> Given request: Copy, from the entries below, each line where the word "true" can be found.

> Input rows:
===============
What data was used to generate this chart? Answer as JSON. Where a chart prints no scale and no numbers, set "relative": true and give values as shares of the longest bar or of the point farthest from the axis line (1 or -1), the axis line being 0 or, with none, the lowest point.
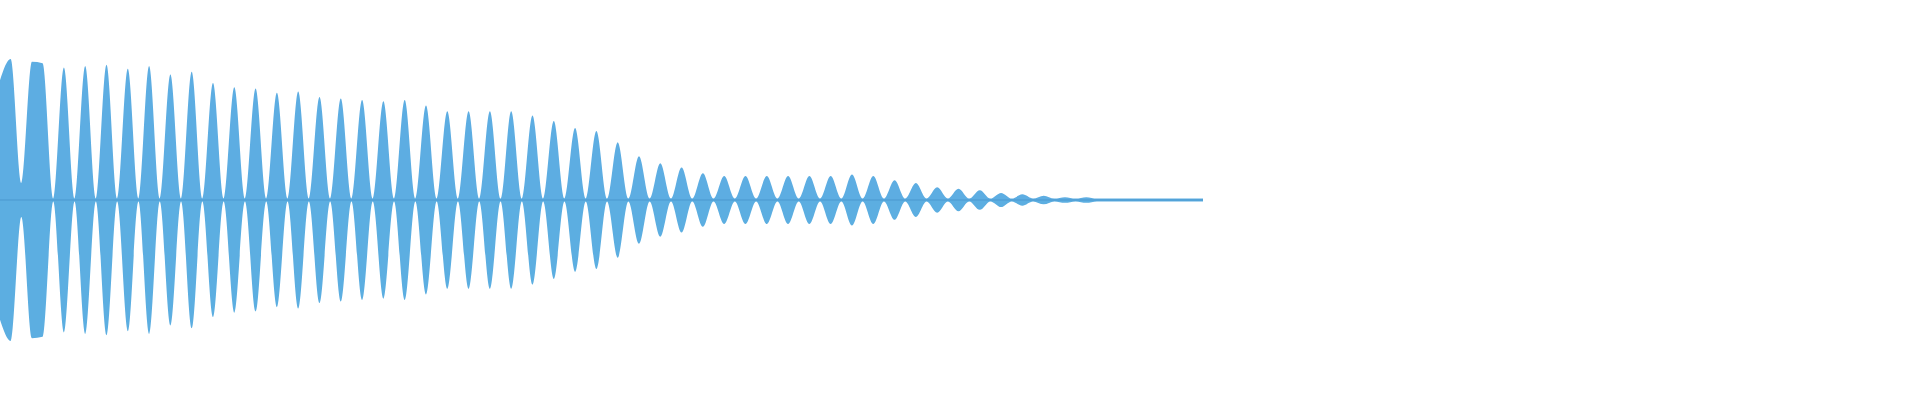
{
  "chart_data": {
    "type": "area",
    "relative": true,
    "grid": false,
    "categories": [
      null,
      null,
      null,
      null,
      null,
      null,
      null,
      null,
      null,
      null,
      null,
      null,
      null,
      null,
      null,
      null,
      null,
      null,
      null,
      null,
      null,
      null,
      null,
      null,
      null,
      null,
      null,
      null,
      null,
      null,
      null,
      null,
      null,
      null,
      null,
      null,
      null,
      null,
      null,
      null,
      null,
      null,
      null,
      null,
      null,
      null,
      null,
      null,
      null,
      null,
      null,
      null,
      null,
      null,
      null,
      null,
      null,
      null,
      null,
      null,
      null,
      null,
      null,
      null,
      null,
      null,
      null,
      null,
      null,
      null,
      null,
      null,
      null,
      null,
      null,
      null,
      null,
      null,
      null,
      null,
      null,
      null,
      null,
      null,
      null,
      null,
      null,
      null,
      null,
      null,
      null,
      null,
      null,
      null,
      null,
      null,
      null,
      null,
      null,
      null,
      null,
      null,
      null,
      null,
      null,
      null,
      null,
      null,
      null,
      null,
      null,
      null,
      null,
      null
    ],
    "series": [
      {
        "color": "#5dade2",
        "values": [
          0.85,
          1.0,
          0.12,
          0.98,
          0.97,
          0.01,
          0.94,
          0.01,
          0.95,
          0.01,
          0.96,
          0.01,
          0.93,
          0.01,
          0.95,
          0.01,
          0.89,
          0.01,
          0.91,
          0.01,
          0.83,
          0.01,
          0.8,
          0.01,
          0.79,
          0.01,
          0.76,
          0.01,
          0.77,
          0.01,
          0.73,
          0.01,
          0.72,
          0.01,
          0.71,
          0.01,
          0.7,
          0.01,
          0.71,
          0.01,
          0.67,
          0.01,
          0.63,
          0.01,
          0.63,
          0.01,
          0.63,
          0.01,
          0.63,
          0.01,
          0.6,
          0.01,
          0.56,
          0.01,
          0.51,
          0.01,
          0.49,
          0.01,
          0.41,
          0.01,
          0.31,
          0.01,
          0.26,
          0.01,
          0.23,
          0.01,
          0.19,
          0.01,
          0.17,
          0.01,
          0.17,
          0.01,
          0.17,
          0.01,
          0.17,
          0.01,
          0.17,
          0.01,
          0.17,
          0.01,
          0.18,
          0.01,
          0.17,
          0.01,
          0.14,
          0.01,
          0.12,
          0.01,
          0.09,
          0.01,
          0.08,
          0.01,
          0.07,
          0.01,
          0.05,
          0.01,
          0.04,
          0.01,
          0.03,
          0.01,
          0.02,
          0.01,
          0.02,
          0.01,
          0.01,
          0.01,
          0.01,
          0.01,
          0.01,
          0.01,
          0.01,
          0.01,
          0.01,
          0.01
        ]
      },
      {
        "color": "#5caee1",
        "values": [
          -0.85,
          -1.0,
          -0.12,
          -0.98,
          -0.97,
          -0.01,
          -0.94,
          -0.01,
          -0.95,
          -0.01,
          -0.96,
          -0.01,
          -0.93,
          -0.01,
          -0.95,
          -0.01,
          -0.89,
          -0.01,
          -0.91,
          -0.01,
          -0.83,
          -0.01,
          -0.8,
          -0.01,
          -0.79,
          -0.01,
          -0.76,
          -0.01,
          -0.77,
          -0.01,
          -0.73,
          -0.01,
          -0.72,
          -0.01,
          -0.71,
          -0.01,
          -0.7,
          -0.01,
          -0.71,
          -0.01,
          -0.67,
          -0.01,
          -0.63,
          -0.01,
          -0.63,
          -0.01,
          -0.63,
          -0.01,
          -0.63,
          -0.01,
          -0.6,
          -0.01,
          -0.56,
          -0.01,
          -0.51,
          -0.01,
          -0.49,
          -0.01,
          -0.41,
          -0.01,
          -0.31,
          -0.01,
          -0.26,
          -0.01,
          -0.23,
          -0.01,
          -0.19,
          -0.01,
          -0.17,
          -0.01,
          -0.17,
          -0.01,
          -0.17,
          -0.01,
          -0.17,
          -0.01,
          -0.17,
          -0.01,
          -0.17,
          -0.01,
          -0.18,
          -0.01,
          -0.17,
          -0.01,
          -0.14,
          -0.01,
          -0.12,
          -0.01,
          -0.09,
          -0.01,
          -0.08,
          -0.01,
          -0.07,
          -0.01,
          -0.05,
          -0.01,
          -0.04,
          -0.01,
          -0.03,
          -0.01,
          -0.02,
          -0.01,
          -0.02,
          -0.01,
          -0.01,
          -0.01,
          -0.01,
          -0.01,
          -0.01,
          -0.01,
          -0.01,
          -0.01,
          -0.01,
          -0.01
        ]
      }
    ],
    "ref_lines": [
      {
        "axis": "y",
        "value": 0,
        "color": "#4a98cf"
      }
    ]
  }
}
===============
> Solution for this exercise:
What data was used to generate this chart? Answer as JSON. Where a chart prints no scale and no numbers, set "relative": true and give values as shares of the longest bar or of the point farthest from the axis line (1 or -1), the axis line being 0 or, with none, the lowest point.
    "relative": true,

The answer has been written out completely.